Your task is to count the lines of the entries below that include the word "title" and to give only the resulting number.
═════ Extracted material
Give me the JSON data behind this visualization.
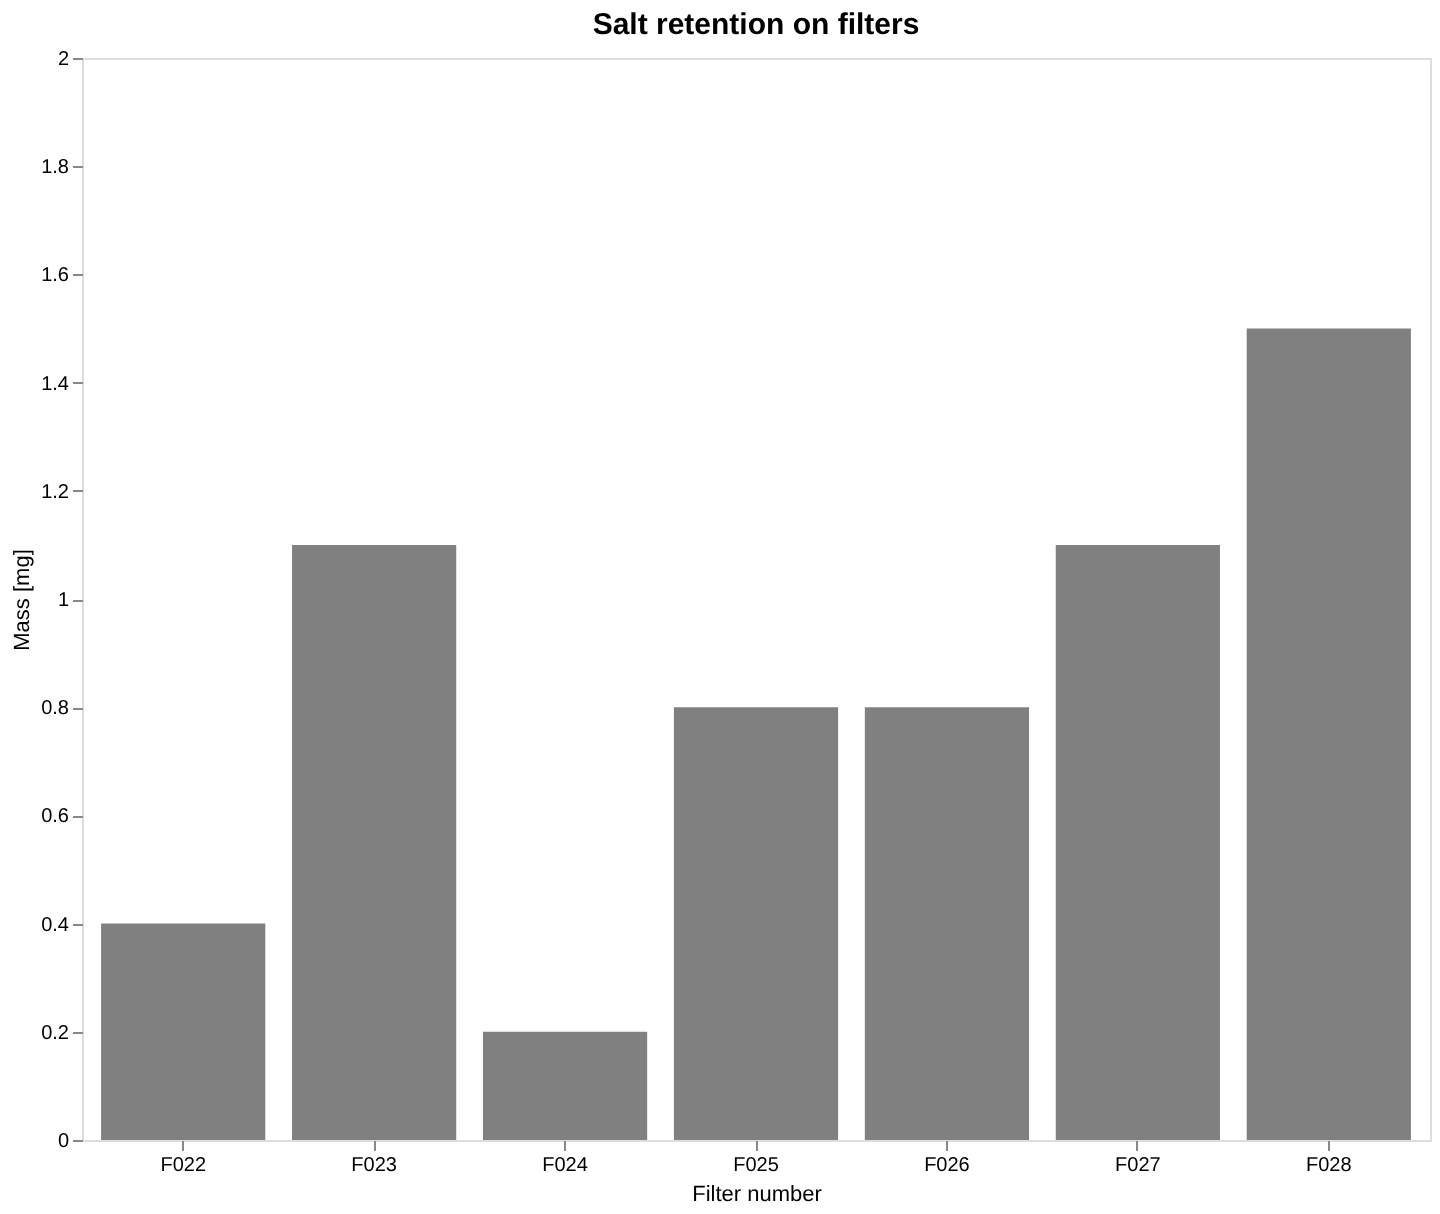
{
  "chart_data": {
    "type": "bar",
    "title": "Salt retention on filters",
    "xlabel": "Filter number",
    "ylabel": "Mass [mg]",
    "categories": [
      "F022",
      "F023",
      "F024",
      "F025",
      "F026",
      "F027",
      "F028"
    ],
    "values": [
      0.4,
      1.1,
      0.2,
      0.8,
      0.8,
      1.1,
      1.5
    ],
    "color": "#808080",
    "ylim": [
      0,
      2
    ],
    "yticks": [
      0,
      0.2,
      0.4,
      0.6,
      0.8,
      1,
      1.2,
      1.4,
      1.6,
      1.8,
      2
    ],
    "grid": false
  }
}
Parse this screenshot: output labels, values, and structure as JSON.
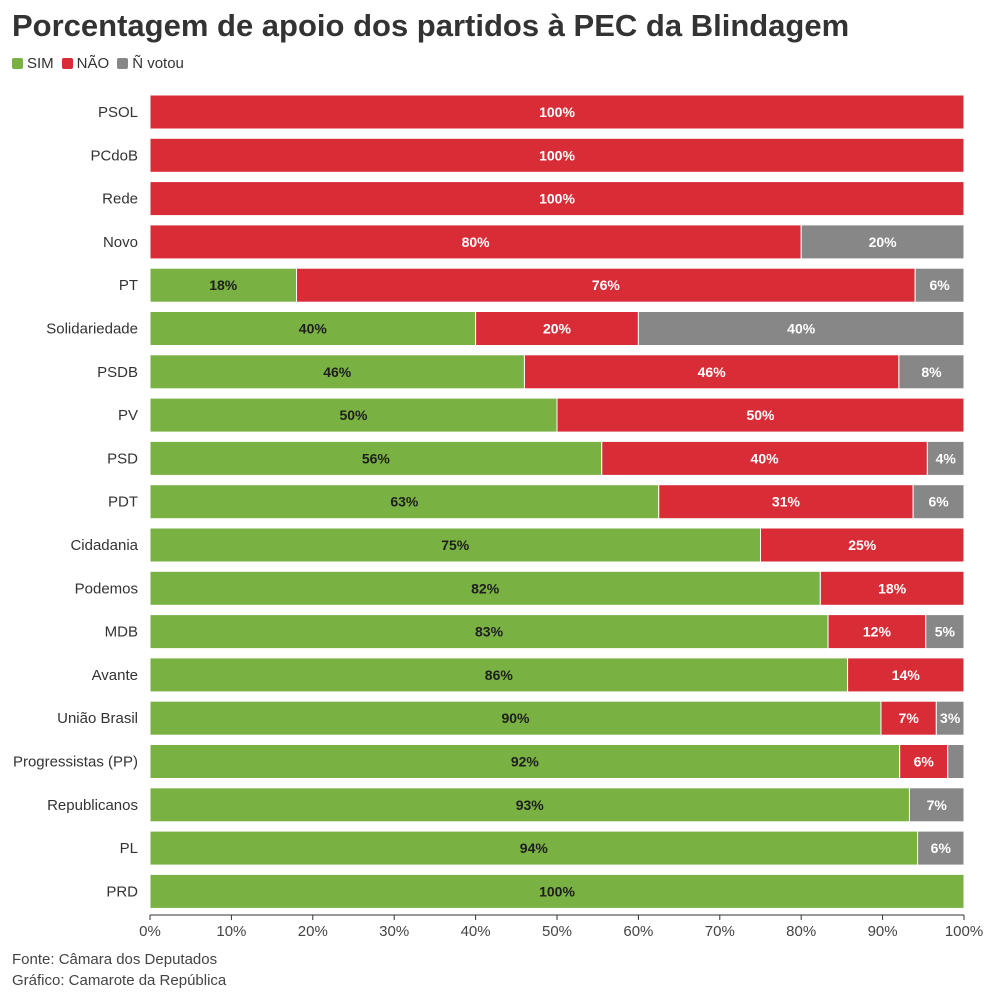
{
  "colors": {
    "sim": "#79b143",
    "nao": "#d82c37",
    "nvotou": "#878787"
  },
  "chart_data": {
    "type": "bar",
    "orientation": "horizontal",
    "stacked": true,
    "title": "Porcentagem de apoio dos partidos à PEC da Blindagem",
    "legend": [
      "SIM",
      "NÃO",
      "Ñ votou"
    ],
    "xlim": [
      0,
      100
    ],
    "x_ticks": [
      "0%",
      "10%",
      "20%",
      "30%",
      "40%",
      "50%",
      "60%",
      "70%",
      "80%",
      "90%",
      "100%"
    ],
    "categories": [
      "PSOL",
      "PCdoB",
      "Rede",
      "Novo",
      "PT",
      "Solidariedade",
      "PSDB",
      "PV",
      "PSD",
      "PDT",
      "Cidadania",
      "Podemos",
      "MDB",
      "Avante",
      "União Brasil",
      "Progressistas (PP)",
      "Republicanos",
      "PL",
      "PRD"
    ],
    "series": [
      {
        "name": "SIM",
        "values": [
          0,
          0,
          0,
          0,
          18,
          40,
          46,
          50,
          55.5,
          62.5,
          75,
          82.35,
          83.3,
          85.7,
          89.8,
          92.1,
          93.3,
          94.3,
          100
        ]
      },
      {
        "name": "NÃO",
        "values": [
          100,
          100,
          100,
          80,
          76,
          20,
          46,
          50,
          40,
          31.25,
          25,
          17.65,
          12,
          14.3,
          6.8,
          5.9,
          0,
          0,
          0
        ]
      },
      {
        "name": "Ñ votou",
        "values": [
          0,
          0,
          0,
          20,
          6,
          40,
          8,
          0,
          4.5,
          6.25,
          0,
          0,
          4.7,
          0,
          3.4,
          2,
          6.7,
          5.7,
          0
        ]
      }
    ],
    "data_labels": [
      [
        "",
        "100%",
        ""
      ],
      [
        "",
        "100%",
        ""
      ],
      [
        "",
        "100%",
        ""
      ],
      [
        "",
        "80%",
        "20%"
      ],
      [
        "18%",
        "76%",
        "6%"
      ],
      [
        "40%",
        "20%",
        "40%"
      ],
      [
        "46%",
        "46%",
        "8%"
      ],
      [
        "50%",
        "50%",
        ""
      ],
      [
        "56%",
        "40%",
        "4%"
      ],
      [
        "63%",
        "31%",
        "6%"
      ],
      [
        "75%",
        "25%",
        ""
      ],
      [
        "82%",
        "18%",
        ""
      ],
      [
        "83%",
        "12%",
        "5%"
      ],
      [
        "86%",
        "14%",
        ""
      ],
      [
        "90%",
        "7%",
        "3%"
      ],
      [
        "92%",
        "6%",
        ""
      ],
      [
        "93%",
        "",
        "7%"
      ],
      [
        "94%",
        "",
        "6%"
      ],
      [
        "100%",
        "",
        ""
      ]
    ]
  },
  "footer": {
    "source": "Fonte: Câmara dos Deputados",
    "credit": "Gráfico: Camarote da República"
  }
}
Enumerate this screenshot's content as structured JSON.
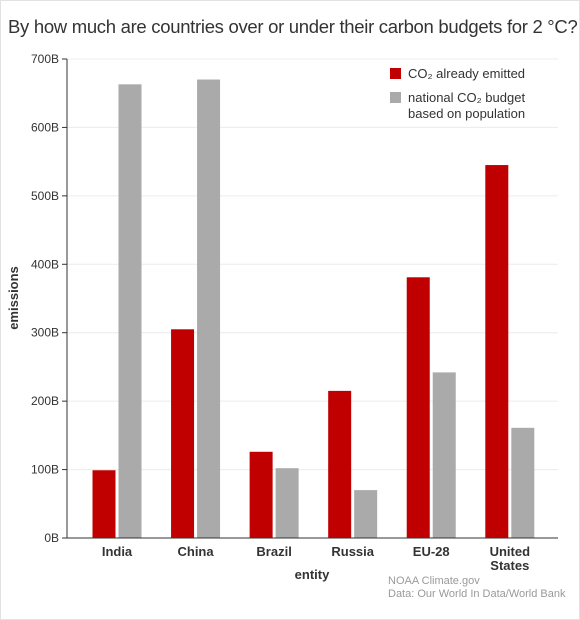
══════════
**Output:** 2